● WHAT TO DO: Review the listing and copy each line that holds the word "football".

● MATERIAL:
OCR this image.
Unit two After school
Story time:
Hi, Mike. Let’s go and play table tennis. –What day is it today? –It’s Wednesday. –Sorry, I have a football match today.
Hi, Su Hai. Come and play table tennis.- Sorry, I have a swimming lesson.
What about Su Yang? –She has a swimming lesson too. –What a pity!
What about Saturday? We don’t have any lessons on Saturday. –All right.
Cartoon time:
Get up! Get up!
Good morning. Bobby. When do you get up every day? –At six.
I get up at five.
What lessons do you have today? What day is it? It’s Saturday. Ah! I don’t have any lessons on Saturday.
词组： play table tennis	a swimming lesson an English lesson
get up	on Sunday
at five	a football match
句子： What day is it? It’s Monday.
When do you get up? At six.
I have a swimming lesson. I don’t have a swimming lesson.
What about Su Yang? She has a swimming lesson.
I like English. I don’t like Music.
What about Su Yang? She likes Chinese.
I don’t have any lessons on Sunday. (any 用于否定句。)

● THE COMPLETED TASK:
Hi, Mike. Let’s go and play table tennis. –What day is it today? –It’s Wednesday. –Sorry, I have a football match today.
at five	a football match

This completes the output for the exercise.